> [Exercise] Only lines holding the string "وآله" are wanted; copy each one from the material.

Start of Given records

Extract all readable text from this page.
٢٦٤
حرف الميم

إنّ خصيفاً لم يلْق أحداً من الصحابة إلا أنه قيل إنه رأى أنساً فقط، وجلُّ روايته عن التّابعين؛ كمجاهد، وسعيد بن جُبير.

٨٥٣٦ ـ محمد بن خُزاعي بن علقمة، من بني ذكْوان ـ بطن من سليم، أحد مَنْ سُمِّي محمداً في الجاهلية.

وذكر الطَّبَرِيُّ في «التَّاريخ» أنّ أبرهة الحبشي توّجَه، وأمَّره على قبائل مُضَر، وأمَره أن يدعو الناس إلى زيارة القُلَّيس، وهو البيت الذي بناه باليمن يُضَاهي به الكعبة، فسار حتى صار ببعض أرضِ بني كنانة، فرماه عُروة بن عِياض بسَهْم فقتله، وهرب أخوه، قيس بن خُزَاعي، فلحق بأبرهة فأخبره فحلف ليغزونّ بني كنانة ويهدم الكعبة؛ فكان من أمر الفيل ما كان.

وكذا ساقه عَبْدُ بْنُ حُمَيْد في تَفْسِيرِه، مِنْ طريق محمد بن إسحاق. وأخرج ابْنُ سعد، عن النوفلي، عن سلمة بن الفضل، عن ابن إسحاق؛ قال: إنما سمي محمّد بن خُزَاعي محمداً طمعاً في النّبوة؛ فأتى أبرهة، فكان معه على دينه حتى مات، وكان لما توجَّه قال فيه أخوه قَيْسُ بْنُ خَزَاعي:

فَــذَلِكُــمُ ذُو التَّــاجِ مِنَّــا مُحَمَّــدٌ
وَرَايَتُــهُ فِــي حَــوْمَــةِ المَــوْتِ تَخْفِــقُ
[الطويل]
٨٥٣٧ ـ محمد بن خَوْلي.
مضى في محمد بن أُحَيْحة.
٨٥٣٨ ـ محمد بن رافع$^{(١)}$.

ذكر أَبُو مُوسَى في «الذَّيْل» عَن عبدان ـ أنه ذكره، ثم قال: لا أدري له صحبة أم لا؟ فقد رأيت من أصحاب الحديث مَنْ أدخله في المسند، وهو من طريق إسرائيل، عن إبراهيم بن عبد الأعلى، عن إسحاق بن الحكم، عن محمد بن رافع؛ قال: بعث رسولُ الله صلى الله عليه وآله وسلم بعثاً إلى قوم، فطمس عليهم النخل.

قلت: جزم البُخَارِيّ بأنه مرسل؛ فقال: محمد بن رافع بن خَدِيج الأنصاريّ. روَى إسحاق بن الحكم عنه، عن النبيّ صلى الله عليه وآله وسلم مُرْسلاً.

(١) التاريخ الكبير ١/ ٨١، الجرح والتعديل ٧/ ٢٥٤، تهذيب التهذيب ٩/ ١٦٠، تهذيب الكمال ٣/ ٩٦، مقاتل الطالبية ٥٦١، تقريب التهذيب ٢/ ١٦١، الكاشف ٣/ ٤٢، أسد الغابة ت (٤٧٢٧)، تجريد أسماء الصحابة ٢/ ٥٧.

End of Given records

> [Finished answer]
ذكر أَبُو مُوسَى في «الذَّيْل» عَن عبدان ـ أنه ذكره، ثم قال: لا أدري له صحبة أم لا؟ فقد رأيت من أصحاب الحديث مَنْ أدخله في المسند، وهو من طريق إسرائيل، عن إبراهيم بن عبد الأعلى، عن إسحاق بن الحكم، عن محمد بن رافع؛ قال: بعث رسولُ الله صلى الله عليه وآله وسلم بعثاً إلى قوم، فطمس عليهم النخل.
قلت: جزم البُخَارِيّ بأنه مرسل؛ فقال: محمد بن رافع بن خَدِيج الأنصاريّ. روَى إسحاق بن الحكم عنه، عن النبيّ صلى الله عليه وآله وسلم مُرْسلاً.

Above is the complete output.